#### WHAT YOU SHOULD DO
Make an exact copy of the records, with the pictures left out.

— begin WORKING DATA —

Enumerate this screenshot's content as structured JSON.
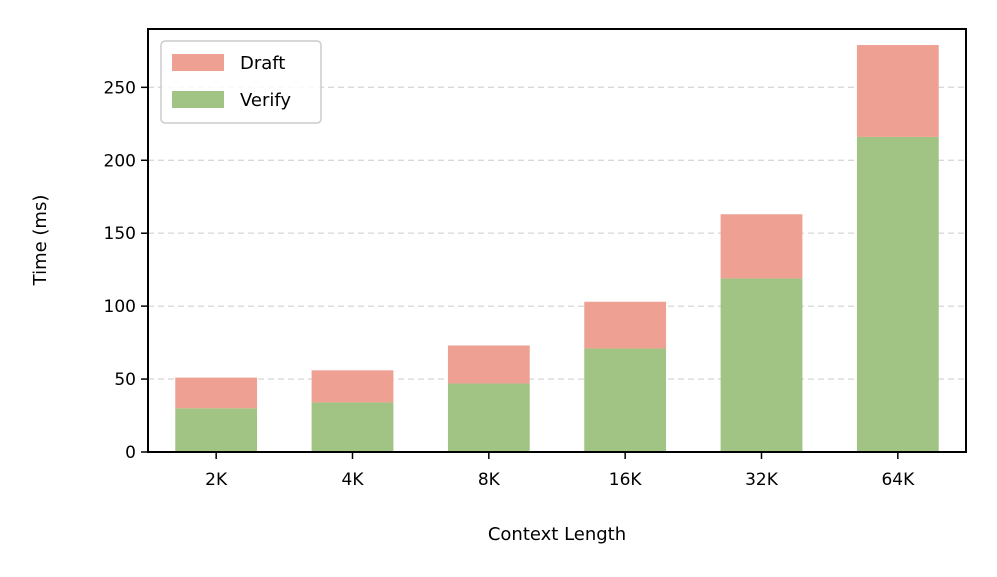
{
  "chart_data": {
    "type": "bar",
    "stacked": true,
    "categories": [
      "2K",
      "4K",
      "8K",
      "16K",
      "32K",
      "64K"
    ],
    "series": [
      {
        "name": "Verify",
        "values": [
          30,
          34,
          47,
          71,
          119,
          216
        ],
        "color": "#a1c384"
      },
      {
        "name": "Draft",
        "values": [
          21,
          22,
          26,
          32,
          44,
          63
        ],
        "color": "#eea092"
      }
    ],
    "xlabel": "Context Length",
    "ylabel": "Time (ms)",
    "ylim": [
      0,
      290
    ],
    "yticks": [
      0,
      50,
      100,
      150,
      200,
      250
    ],
    "grid": "y-dashed",
    "legend": [
      "Draft",
      "Verify"
    ],
    "legend_position": "upper left"
  }
}
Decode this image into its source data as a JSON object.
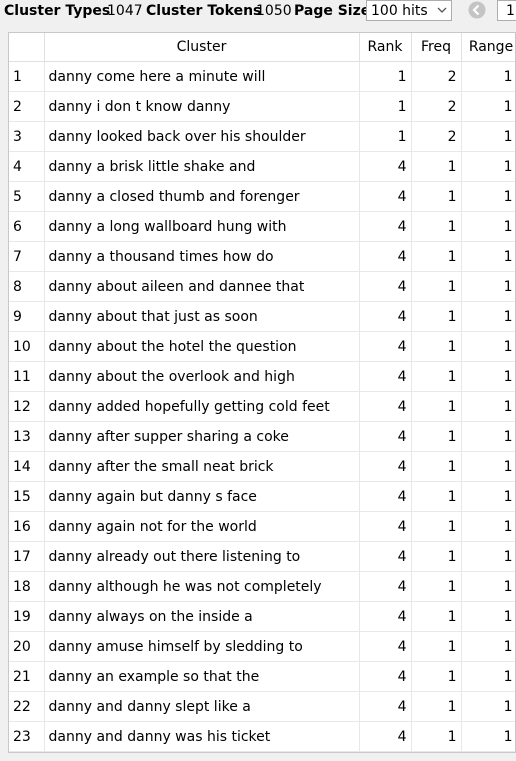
{
  "toolbar": {
    "cluster_types_label": "Cluster Types",
    "cluster_types_value": "1047",
    "cluster_tokens_label": "Cluster Tokens",
    "cluster_tokens_value": "1050",
    "page_size_label": "Page Size",
    "page_size_value": "100 hits",
    "page_number": "1"
  },
  "table": {
    "headers": {
      "cluster": "Cluster",
      "rank": "Rank",
      "freq": "Freq",
      "range": "Range"
    },
    "rows": [
      {
        "idx": "1",
        "cluster": "danny come here a minute will",
        "rank": "1",
        "freq": "2",
        "range": "1"
      },
      {
        "idx": "2",
        "cluster": "danny i don t know danny",
        "rank": "1",
        "freq": "2",
        "range": "1"
      },
      {
        "idx": "3",
        "cluster": "danny looked back over his shoulder",
        "rank": "1",
        "freq": "2",
        "range": "1"
      },
      {
        "idx": "4",
        "cluster": "danny a brisk little shake and",
        "rank": "4",
        "freq": "1",
        "range": "1"
      },
      {
        "idx": "5",
        "cluster": "danny a closed thumb and forenger",
        "rank": "4",
        "freq": "1",
        "range": "1"
      },
      {
        "idx": "6",
        "cluster": "danny a long wallboard hung with",
        "rank": "4",
        "freq": "1",
        "range": "1"
      },
      {
        "idx": "7",
        "cluster": "danny a thousand times how do",
        "rank": "4",
        "freq": "1",
        "range": "1"
      },
      {
        "idx": "8",
        "cluster": "danny about aileen and dannee that",
        "rank": "4",
        "freq": "1",
        "range": "1"
      },
      {
        "idx": "9",
        "cluster": "danny about that just as soon",
        "rank": "4",
        "freq": "1",
        "range": "1"
      },
      {
        "idx": "10",
        "cluster": "danny about the hotel the question",
        "rank": "4",
        "freq": "1",
        "range": "1"
      },
      {
        "idx": "11",
        "cluster": "danny about the overlook and high",
        "rank": "4",
        "freq": "1",
        "range": "1"
      },
      {
        "idx": "12",
        "cluster": "danny added hopefully getting cold feet",
        "rank": "4",
        "freq": "1",
        "range": "1"
      },
      {
        "idx": "13",
        "cluster": "danny after supper sharing a coke",
        "rank": "4",
        "freq": "1",
        "range": "1"
      },
      {
        "idx": "14",
        "cluster": "danny after the small neat brick",
        "rank": "4",
        "freq": "1",
        "range": "1"
      },
      {
        "idx": "15",
        "cluster": "danny again but danny s face",
        "rank": "4",
        "freq": "1",
        "range": "1"
      },
      {
        "idx": "16",
        "cluster": "danny again not for the world",
        "rank": "4",
        "freq": "1",
        "range": "1"
      },
      {
        "idx": "17",
        "cluster": "danny already out there listening to",
        "rank": "4",
        "freq": "1",
        "range": "1"
      },
      {
        "idx": "18",
        "cluster": "danny although he was not completely",
        "rank": "4",
        "freq": "1",
        "range": "1"
      },
      {
        "idx": "19",
        "cluster": "danny always on the inside a",
        "rank": "4",
        "freq": "1",
        "range": "1"
      },
      {
        "idx": "20",
        "cluster": "danny amuse himself by sledding to",
        "rank": "4",
        "freq": "1",
        "range": "1"
      },
      {
        "idx": "21",
        "cluster": "danny an example so that the",
        "rank": "4",
        "freq": "1",
        "range": "1"
      },
      {
        "idx": "22",
        "cluster": "danny and danny slept like a",
        "rank": "4",
        "freq": "1",
        "range": "1"
      },
      {
        "idx": "23",
        "cluster": "danny and danny was his ticket",
        "rank": "4",
        "freq": "1",
        "range": "1"
      }
    ]
  }
}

— end WORKING DATA —

#### RESPONSE TO THE TASK
Enumerate this screenshot's content as structured JSON.
{
  "chart_data": {
    "type": "bar",
    "stacked": true,
    "categories": [
      "2K",
      "4K",
      "8K",
      "16K",
      "32K",
      "64K"
    ],
    "series": [
      {
        "name": "Verify",
        "values": [
          30,
          34,
          47,
          71,
          119,
          216
        ],
        "color": "#a1c384"
      },
      {
        "name": "Draft",
        "values": [
          21,
          22,
          26,
          32,
          44,
          63
        ],
        "color": "#eea092"
      }
    ],
    "xlabel": "Context Length",
    "ylabel": "Time (ms)",
    "ylim": [
      0,
      290
    ],
    "yticks": [
      0,
      50,
      100,
      150,
      200,
      250
    ],
    "grid": "y-dashed",
    "legend": [
      "Draft",
      "Verify"
    ],
    "legend_position": "upper left"
  }
}
Decode this image into its source data as a JSON object.
{
  "toolbar": {
    "cluster_types_label": "Cluster Types",
    "cluster_types_value": "1047",
    "cluster_tokens_label": "Cluster Tokens",
    "cluster_tokens_value": "1050",
    "page_size_label": "Page Size",
    "page_size_value": "100 hits",
    "page_number": "1"
  },
  "table": {
    "headers": {
      "cluster": "Cluster",
      "rank": "Rank",
      "freq": "Freq",
      "range": "Range"
    },
    "rows": [
      {
        "idx": "1",
        "cluster": "danny come here a minute will",
        "rank": "1",
        "freq": "2",
        "range": "1"
      },
      {
        "idx": "2",
        "cluster": "danny i don t know danny",
        "rank": "1",
        "freq": "2",
        "range": "1"
      },
      {
        "idx": "3",
        "cluster": "danny looked back over his shoulder",
        "rank": "1",
        "freq": "2",
        "range": "1"
      },
      {
        "idx": "4",
        "cluster": "danny a brisk little shake and",
        "rank": "4",
        "freq": "1",
        "range": "1"
      },
      {
        "idx": "5",
        "cluster": "danny a closed thumb and forenger",
        "rank": "4",
        "freq": "1",
        "range": "1"
      },
      {
        "idx": "6",
        "cluster": "danny a long wallboard hung with",
        "rank": "4",
        "freq": "1",
        "range": "1"
      },
      {
        "idx": "7",
        "cluster": "danny a thousand times how do",
        "rank": "4",
        "freq": "1",
        "range": "1"
      },
      {
        "idx": "8",
        "cluster": "danny about aileen and dannee that",
        "rank": "4",
        "freq": "1",
        "range": "1"
      },
      {
        "idx": "9",
        "cluster": "danny about that just as soon",
        "rank": "4",
        "freq": "1",
        "range": "1"
      },
      {
        "idx": "10",
        "cluster": "danny about the hotel the question",
        "rank": "4",
        "freq": "1",
        "range": "1"
      },
      {
        "idx": "11",
        "cluster": "danny about the overlook and high",
        "rank": "4",
        "freq": "1",
        "range": "1"
      },
      {
        "idx": "12",
        "cluster": "danny added hopefully getting cold feet",
        "rank": "4",
        "freq": "1",
        "range": "1"
      },
      {
        "idx": "13",
        "cluster": "danny after supper sharing a coke",
        "rank": "4",
        "freq": "1",
        "range": "1"
      },
      {
        "idx": "14",
        "cluster": "danny after the small neat brick",
        "rank": "4",
        "freq": "1",
        "range": "1"
      },
      {
        "idx": "15",
        "cluster": "danny again but danny s face",
        "rank": "4",
        "freq": "1",
        "range": "1"
      },
      {
        "idx": "16",
        "cluster": "danny again not for the world",
        "rank": "4",
        "freq": "1",
        "range": "1"
      },
      {
        "idx": "17",
        "cluster": "danny already out there listening to",
        "rank": "4",
        "freq": "1",
        "range": "1"
      },
      {
        "idx": "18",
        "cluster": "danny although he was not completely",
        "rank": "4",
        "freq": "1",
        "range": "1"
      },
      {
        "idx": "19",
        "cluster": "danny always on the inside a",
        "rank": "4",
        "freq": "1",
        "range": "1"
      },
      {
        "idx": "20",
        "cluster": "danny amuse himself by sledding to",
        "rank": "4",
        "freq": "1",
        "range": "1"
      },
      {
        "idx": "21",
        "cluster": "danny an example so that the",
        "rank": "4",
        "freq": "1",
        "range": "1"
      },
      {
        "idx": "22",
        "cluster": "danny and danny slept like a",
        "rank": "4",
        "freq": "1",
        "range": "1"
      },
      {
        "idx": "23",
        "cluster": "danny and danny was his ticket",
        "rank": "4",
        "freq": "1",
        "range": "1"
      }
    ]
  }
}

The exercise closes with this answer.